--- What to work on ---
Tally the lines holding "JSON" and state only that figure.
[BEGIN Given data]
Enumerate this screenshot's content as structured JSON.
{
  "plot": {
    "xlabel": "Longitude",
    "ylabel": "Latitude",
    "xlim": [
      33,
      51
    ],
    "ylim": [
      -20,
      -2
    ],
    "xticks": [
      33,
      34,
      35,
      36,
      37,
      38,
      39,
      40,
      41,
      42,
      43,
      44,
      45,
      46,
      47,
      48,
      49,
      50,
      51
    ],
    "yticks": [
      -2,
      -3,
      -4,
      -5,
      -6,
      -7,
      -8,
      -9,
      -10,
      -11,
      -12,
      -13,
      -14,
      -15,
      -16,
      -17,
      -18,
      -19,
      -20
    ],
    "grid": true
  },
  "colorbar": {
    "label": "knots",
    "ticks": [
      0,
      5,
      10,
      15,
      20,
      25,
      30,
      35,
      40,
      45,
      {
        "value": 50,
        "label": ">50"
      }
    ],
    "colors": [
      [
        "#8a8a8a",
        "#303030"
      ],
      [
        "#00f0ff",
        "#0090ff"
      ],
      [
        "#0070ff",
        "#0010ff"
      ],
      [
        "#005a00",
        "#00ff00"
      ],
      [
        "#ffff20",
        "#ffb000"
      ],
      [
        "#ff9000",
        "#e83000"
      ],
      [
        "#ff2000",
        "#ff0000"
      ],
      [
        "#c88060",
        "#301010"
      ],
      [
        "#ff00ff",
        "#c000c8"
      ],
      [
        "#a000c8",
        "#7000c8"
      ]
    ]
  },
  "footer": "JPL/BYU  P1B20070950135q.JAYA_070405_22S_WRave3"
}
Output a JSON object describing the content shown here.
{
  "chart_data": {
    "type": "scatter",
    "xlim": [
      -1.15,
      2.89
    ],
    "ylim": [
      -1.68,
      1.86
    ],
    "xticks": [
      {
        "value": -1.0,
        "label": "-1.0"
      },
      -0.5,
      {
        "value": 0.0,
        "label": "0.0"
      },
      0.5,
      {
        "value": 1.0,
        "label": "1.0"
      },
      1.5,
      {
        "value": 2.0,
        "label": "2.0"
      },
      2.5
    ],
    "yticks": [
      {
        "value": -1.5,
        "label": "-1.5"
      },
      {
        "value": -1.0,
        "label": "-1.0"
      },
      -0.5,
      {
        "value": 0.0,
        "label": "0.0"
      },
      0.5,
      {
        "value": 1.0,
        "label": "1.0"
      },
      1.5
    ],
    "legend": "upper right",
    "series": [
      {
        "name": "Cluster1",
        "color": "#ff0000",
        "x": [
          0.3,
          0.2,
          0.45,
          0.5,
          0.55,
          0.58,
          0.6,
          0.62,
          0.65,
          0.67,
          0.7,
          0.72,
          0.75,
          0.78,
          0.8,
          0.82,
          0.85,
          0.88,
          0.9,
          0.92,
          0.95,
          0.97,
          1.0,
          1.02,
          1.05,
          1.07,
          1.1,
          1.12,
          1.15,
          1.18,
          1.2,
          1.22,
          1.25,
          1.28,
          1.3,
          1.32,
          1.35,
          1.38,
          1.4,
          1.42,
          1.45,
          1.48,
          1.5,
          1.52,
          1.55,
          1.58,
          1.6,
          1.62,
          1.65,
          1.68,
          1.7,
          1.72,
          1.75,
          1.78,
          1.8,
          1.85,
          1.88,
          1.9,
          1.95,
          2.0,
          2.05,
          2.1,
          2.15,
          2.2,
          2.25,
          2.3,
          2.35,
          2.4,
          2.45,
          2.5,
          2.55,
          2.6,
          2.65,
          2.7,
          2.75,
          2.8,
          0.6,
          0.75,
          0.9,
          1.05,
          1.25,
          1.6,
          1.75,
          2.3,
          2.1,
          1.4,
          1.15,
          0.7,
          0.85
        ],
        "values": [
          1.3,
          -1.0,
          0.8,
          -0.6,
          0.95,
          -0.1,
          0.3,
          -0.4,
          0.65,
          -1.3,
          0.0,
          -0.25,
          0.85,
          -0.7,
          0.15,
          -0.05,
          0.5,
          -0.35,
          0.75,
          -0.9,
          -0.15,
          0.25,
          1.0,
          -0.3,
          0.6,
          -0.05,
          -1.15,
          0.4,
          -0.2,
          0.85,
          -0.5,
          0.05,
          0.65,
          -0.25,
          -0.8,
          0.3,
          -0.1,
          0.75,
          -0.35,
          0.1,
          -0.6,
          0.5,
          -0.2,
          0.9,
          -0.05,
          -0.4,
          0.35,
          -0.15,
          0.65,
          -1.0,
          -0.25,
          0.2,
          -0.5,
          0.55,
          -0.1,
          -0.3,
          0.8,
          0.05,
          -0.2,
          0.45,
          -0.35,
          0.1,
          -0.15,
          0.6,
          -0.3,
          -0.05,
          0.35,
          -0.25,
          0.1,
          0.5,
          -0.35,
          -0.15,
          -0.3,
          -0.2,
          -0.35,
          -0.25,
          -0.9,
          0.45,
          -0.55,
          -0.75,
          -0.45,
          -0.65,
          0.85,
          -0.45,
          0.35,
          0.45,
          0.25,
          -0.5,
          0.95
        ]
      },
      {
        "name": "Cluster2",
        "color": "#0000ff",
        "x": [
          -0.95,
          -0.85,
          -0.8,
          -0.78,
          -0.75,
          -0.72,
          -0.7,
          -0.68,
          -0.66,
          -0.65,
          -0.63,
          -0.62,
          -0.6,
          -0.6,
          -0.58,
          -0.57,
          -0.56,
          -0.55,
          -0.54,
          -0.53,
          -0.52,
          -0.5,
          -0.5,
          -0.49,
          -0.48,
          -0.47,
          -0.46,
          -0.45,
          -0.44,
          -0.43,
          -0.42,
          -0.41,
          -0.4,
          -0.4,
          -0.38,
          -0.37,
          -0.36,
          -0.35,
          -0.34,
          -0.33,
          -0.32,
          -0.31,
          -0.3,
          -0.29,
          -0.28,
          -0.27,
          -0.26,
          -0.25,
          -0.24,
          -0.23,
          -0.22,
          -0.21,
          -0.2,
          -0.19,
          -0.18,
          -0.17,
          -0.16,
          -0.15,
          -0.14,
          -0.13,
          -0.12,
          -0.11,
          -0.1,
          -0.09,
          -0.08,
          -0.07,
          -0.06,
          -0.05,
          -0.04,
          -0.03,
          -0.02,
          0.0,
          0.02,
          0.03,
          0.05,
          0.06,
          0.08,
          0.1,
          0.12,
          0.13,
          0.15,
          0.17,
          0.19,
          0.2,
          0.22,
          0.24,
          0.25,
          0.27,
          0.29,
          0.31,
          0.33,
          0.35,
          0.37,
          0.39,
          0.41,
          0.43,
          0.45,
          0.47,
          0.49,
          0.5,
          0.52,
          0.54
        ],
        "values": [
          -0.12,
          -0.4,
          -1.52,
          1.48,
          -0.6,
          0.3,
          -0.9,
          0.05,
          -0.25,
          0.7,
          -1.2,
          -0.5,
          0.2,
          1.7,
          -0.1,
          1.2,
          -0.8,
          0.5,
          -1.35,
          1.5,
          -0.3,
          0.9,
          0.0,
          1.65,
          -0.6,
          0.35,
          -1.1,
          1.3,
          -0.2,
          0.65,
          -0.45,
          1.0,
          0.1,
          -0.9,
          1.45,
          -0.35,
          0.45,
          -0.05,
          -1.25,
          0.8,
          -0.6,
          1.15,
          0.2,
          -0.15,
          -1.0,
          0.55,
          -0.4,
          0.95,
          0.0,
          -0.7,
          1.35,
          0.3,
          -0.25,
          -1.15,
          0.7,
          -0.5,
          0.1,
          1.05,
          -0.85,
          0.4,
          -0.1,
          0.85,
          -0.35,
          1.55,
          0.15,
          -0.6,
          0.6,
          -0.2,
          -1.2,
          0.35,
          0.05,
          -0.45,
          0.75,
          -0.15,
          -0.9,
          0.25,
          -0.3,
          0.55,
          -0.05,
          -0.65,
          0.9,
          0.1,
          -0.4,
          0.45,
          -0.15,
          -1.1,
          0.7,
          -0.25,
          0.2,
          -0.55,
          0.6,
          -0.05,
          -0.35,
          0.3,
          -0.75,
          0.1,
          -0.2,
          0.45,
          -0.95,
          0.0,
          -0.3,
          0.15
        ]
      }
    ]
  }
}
[END Given data]
--- Expected answer ---
2